[START OF GIVEN RECORDS]

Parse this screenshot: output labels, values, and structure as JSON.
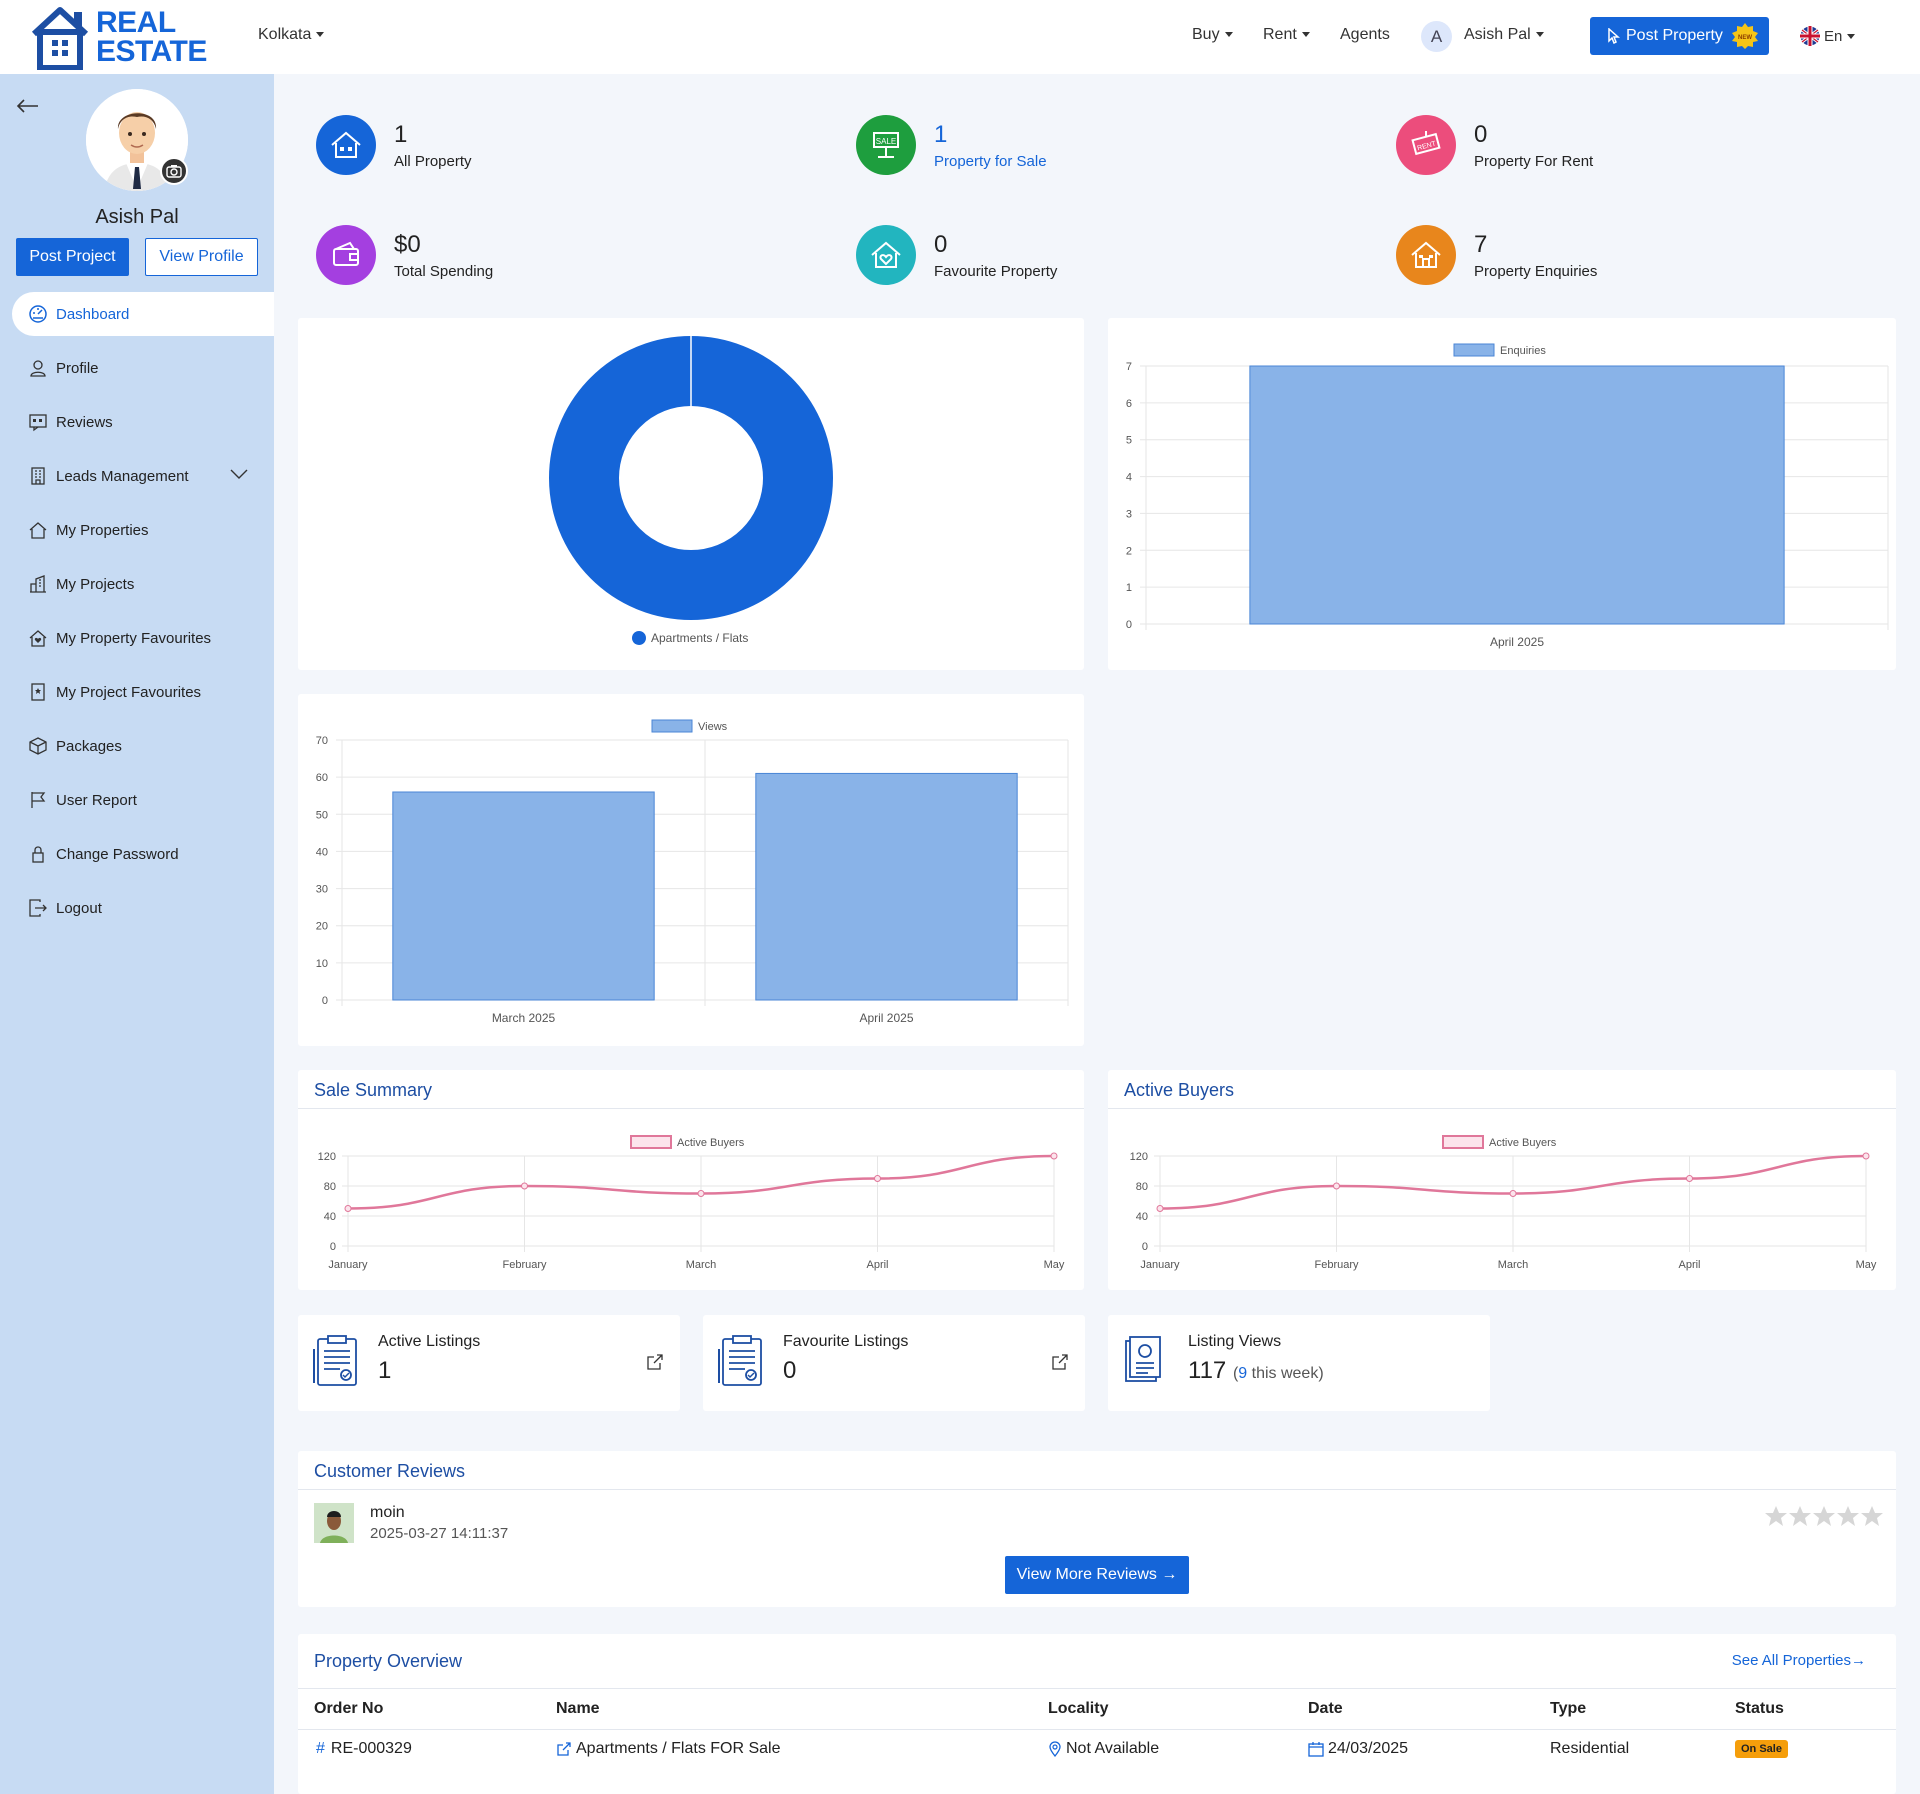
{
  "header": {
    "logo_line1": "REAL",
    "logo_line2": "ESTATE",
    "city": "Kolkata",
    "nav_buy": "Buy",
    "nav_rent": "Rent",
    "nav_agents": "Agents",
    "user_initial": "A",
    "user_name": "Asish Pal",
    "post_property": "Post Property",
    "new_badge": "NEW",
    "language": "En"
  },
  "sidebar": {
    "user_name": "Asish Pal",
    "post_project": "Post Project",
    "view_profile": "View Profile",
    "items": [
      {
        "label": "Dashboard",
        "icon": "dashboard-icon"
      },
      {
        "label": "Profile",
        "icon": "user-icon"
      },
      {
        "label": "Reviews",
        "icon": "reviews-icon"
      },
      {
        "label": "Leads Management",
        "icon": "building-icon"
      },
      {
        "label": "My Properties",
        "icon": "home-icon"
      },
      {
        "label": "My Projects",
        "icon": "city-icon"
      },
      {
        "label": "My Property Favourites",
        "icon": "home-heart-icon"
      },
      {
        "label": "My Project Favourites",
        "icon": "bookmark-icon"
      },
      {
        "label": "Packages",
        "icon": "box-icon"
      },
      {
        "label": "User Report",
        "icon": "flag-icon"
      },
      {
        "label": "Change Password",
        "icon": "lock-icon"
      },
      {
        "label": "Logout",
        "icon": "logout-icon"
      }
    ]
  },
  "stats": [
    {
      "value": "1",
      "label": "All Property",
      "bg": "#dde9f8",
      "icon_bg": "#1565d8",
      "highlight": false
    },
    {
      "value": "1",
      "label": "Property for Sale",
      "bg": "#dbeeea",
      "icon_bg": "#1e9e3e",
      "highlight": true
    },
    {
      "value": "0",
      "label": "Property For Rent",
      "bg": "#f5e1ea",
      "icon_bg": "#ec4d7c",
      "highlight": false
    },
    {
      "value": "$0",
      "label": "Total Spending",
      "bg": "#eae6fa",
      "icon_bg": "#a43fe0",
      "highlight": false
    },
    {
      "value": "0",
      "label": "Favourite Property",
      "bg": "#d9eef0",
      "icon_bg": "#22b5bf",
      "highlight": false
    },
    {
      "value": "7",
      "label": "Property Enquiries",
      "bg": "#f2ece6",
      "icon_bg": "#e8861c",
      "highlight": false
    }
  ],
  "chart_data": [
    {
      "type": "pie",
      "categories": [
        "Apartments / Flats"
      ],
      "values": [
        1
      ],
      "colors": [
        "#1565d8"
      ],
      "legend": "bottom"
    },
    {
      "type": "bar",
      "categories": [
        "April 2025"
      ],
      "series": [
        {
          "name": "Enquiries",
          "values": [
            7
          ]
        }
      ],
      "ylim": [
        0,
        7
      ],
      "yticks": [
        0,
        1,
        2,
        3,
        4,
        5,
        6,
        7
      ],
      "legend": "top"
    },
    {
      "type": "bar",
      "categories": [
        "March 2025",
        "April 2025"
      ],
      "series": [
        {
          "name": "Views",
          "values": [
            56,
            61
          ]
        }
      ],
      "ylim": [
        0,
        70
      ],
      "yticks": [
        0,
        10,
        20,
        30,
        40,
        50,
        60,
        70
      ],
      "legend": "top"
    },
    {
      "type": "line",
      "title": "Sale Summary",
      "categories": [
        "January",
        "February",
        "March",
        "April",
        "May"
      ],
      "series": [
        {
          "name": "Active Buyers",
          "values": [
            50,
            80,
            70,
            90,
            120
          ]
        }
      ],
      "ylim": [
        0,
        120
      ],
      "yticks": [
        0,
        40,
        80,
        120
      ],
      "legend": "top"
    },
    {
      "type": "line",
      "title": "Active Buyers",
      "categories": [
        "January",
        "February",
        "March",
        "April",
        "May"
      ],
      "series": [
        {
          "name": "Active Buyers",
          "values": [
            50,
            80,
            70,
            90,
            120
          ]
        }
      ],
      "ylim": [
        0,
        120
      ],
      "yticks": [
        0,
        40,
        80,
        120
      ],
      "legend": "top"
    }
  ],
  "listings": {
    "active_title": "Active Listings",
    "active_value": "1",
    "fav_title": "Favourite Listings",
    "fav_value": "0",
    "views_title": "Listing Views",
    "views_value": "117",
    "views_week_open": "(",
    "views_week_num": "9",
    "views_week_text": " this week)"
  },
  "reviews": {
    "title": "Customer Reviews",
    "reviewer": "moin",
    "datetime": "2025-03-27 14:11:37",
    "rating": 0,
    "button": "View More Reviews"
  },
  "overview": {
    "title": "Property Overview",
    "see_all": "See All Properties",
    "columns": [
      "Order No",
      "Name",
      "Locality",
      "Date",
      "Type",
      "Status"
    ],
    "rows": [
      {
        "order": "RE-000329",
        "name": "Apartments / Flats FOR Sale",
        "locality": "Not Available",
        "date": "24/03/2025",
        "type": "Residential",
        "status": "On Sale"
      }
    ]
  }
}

[END OF GIVEN RECORDS]
[START OF GIVEN RECORDS]

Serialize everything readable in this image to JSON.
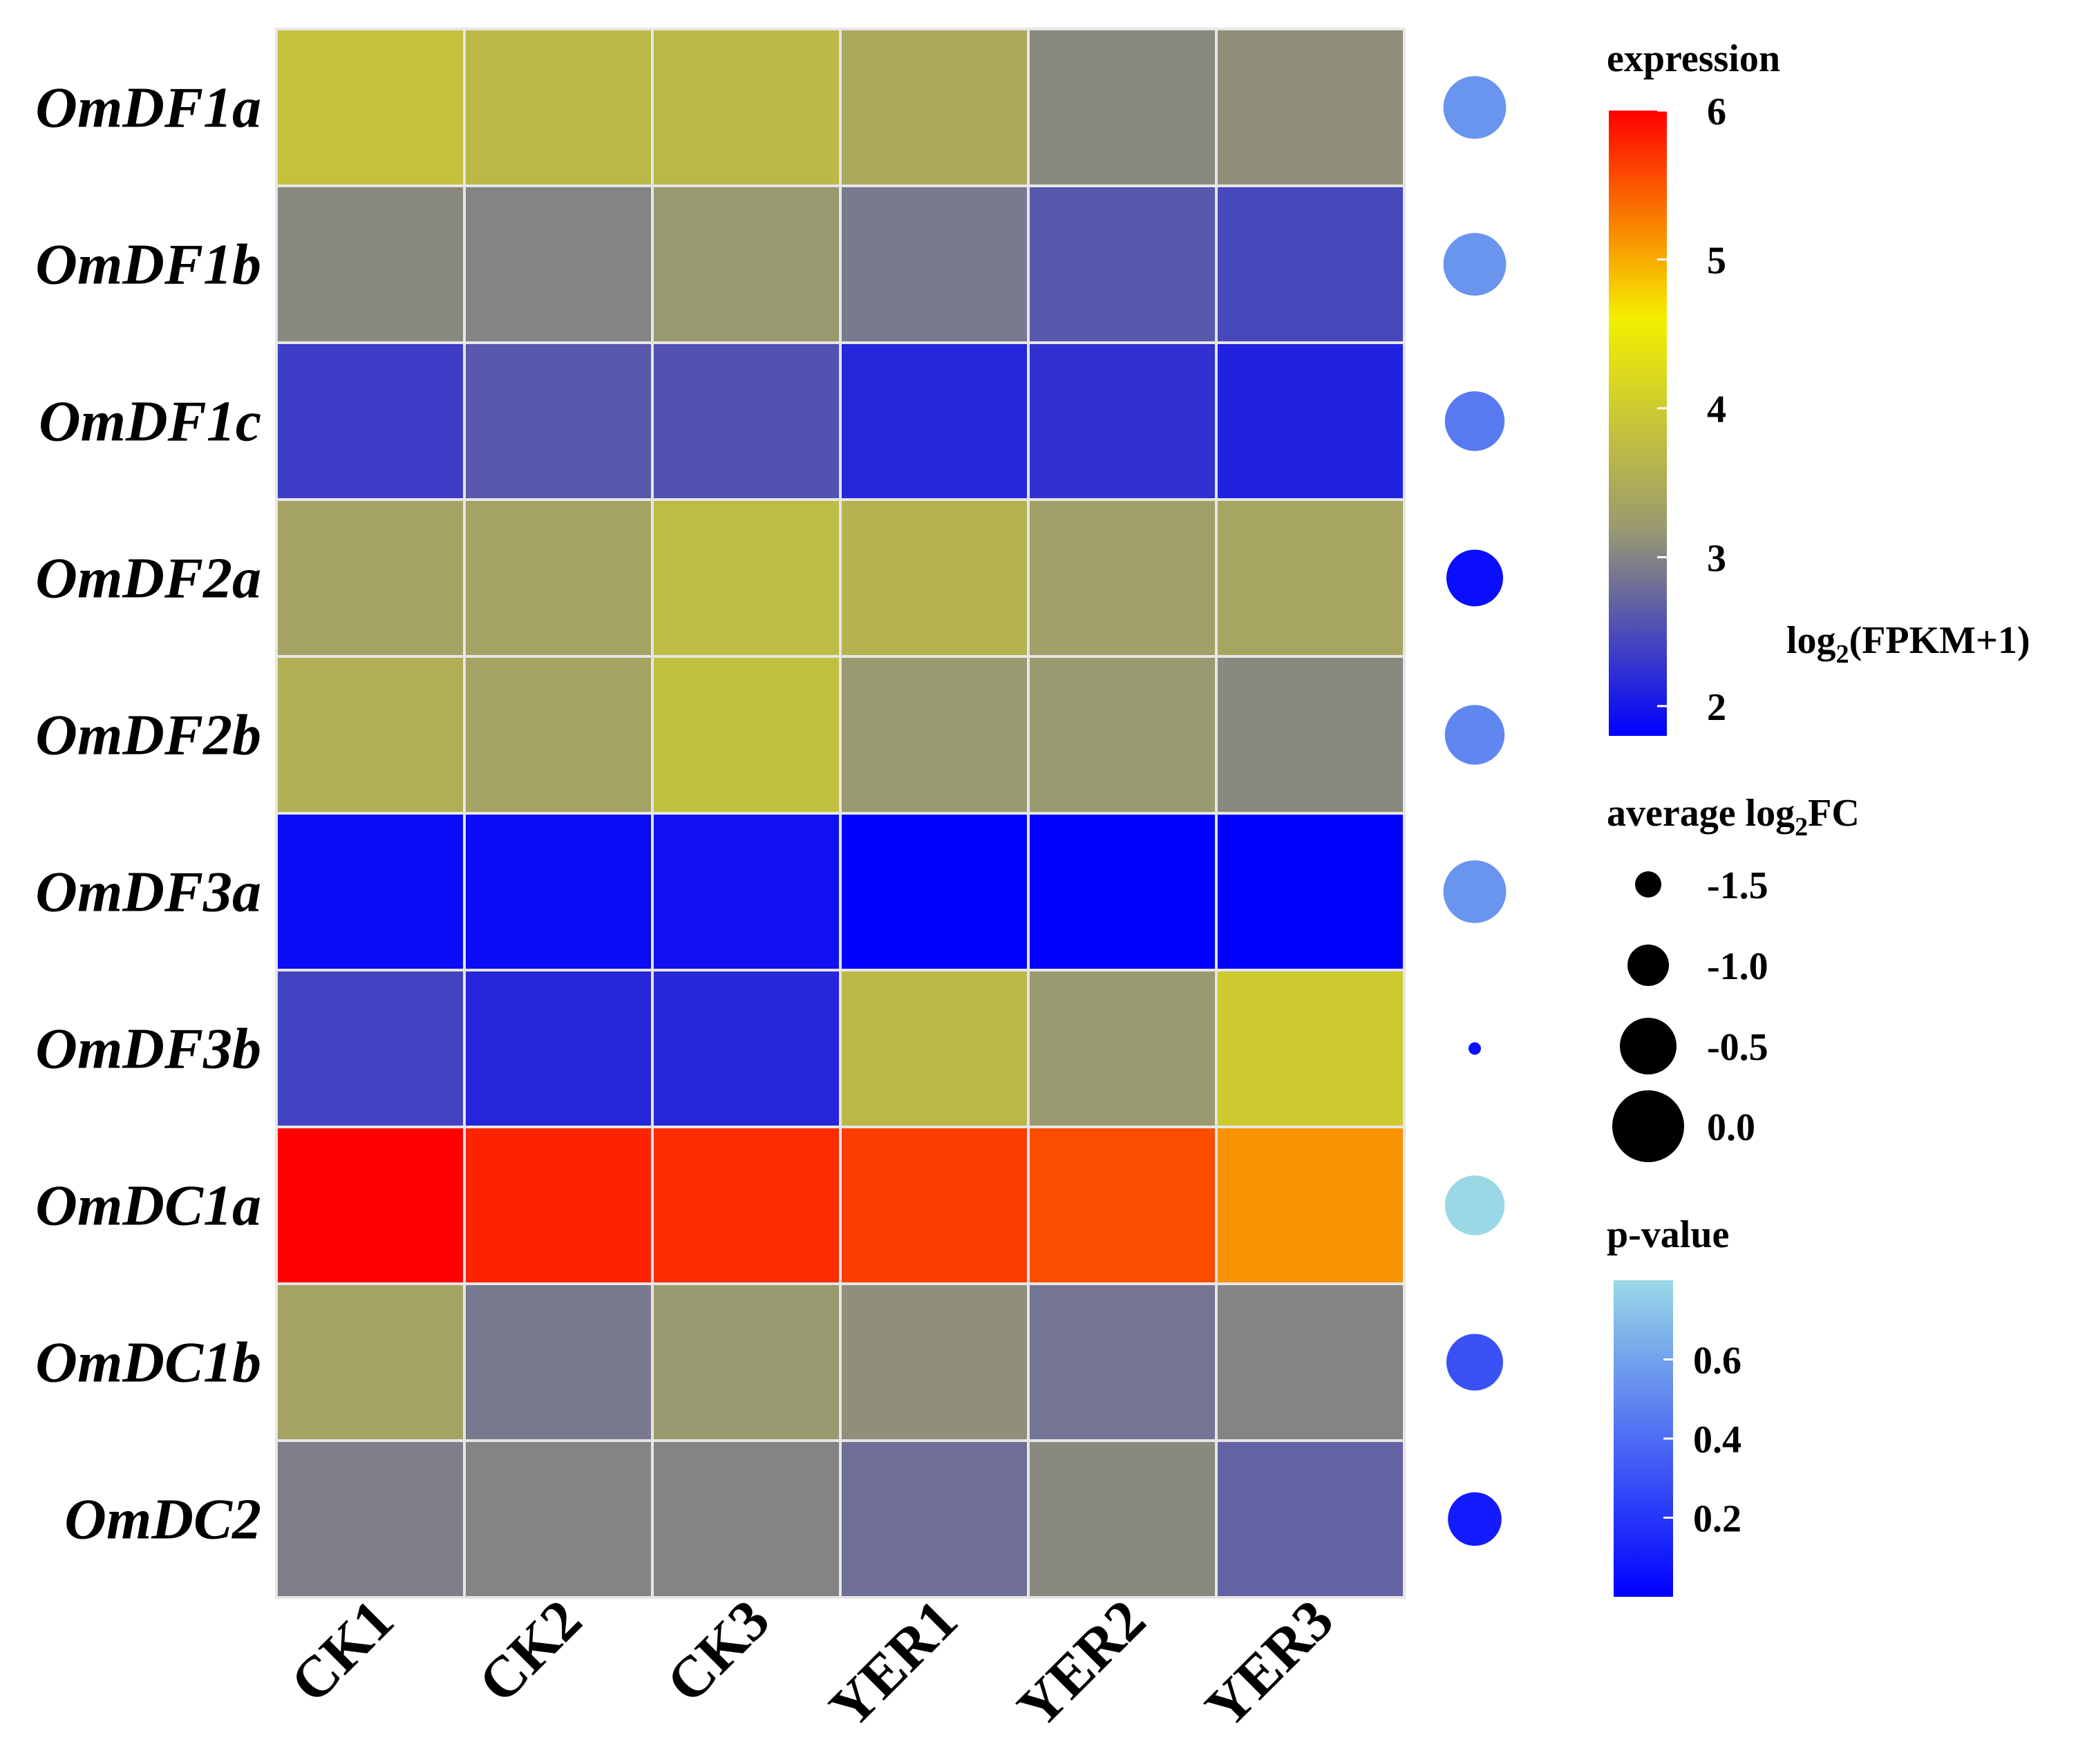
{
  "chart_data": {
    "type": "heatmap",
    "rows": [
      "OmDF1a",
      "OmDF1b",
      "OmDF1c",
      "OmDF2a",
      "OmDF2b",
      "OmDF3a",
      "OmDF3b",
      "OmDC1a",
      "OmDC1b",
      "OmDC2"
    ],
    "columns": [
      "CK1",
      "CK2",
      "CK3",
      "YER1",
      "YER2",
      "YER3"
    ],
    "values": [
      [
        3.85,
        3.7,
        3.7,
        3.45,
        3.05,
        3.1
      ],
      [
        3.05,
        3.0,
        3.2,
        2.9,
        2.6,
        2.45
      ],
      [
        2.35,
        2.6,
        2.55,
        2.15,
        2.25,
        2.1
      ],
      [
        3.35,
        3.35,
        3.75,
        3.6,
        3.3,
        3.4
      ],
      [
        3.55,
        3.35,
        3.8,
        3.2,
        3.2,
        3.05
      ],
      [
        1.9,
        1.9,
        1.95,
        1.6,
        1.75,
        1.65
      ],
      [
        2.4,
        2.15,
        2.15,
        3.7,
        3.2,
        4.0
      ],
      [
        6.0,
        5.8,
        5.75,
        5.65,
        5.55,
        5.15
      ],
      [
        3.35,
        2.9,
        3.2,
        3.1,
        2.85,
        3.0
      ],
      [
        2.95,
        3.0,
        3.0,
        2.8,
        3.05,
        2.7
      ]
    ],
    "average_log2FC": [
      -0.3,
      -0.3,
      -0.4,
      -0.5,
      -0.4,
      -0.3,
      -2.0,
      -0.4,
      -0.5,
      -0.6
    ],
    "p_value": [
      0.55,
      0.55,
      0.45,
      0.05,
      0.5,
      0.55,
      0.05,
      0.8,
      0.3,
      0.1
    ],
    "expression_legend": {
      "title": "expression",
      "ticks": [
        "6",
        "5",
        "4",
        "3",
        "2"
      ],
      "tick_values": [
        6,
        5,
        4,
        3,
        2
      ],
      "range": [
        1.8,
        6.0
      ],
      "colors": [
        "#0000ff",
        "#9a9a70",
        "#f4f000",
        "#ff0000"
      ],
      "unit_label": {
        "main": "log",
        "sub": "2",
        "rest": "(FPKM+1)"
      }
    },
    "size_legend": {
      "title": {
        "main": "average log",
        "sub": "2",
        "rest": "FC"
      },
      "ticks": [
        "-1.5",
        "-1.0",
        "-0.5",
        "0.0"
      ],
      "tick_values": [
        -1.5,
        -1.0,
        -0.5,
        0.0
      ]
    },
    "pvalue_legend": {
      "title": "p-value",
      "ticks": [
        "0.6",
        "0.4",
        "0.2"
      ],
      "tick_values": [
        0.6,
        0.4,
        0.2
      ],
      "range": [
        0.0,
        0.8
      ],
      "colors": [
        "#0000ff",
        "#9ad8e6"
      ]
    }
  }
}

[END OF GIVEN RECORDS]

_GIVEN INSTRUCTION_. Copy each line above that contains the word "Enquiries".

_RESPONSE_.
      "label": "Property Enquiries",
          "name": "Enquiries",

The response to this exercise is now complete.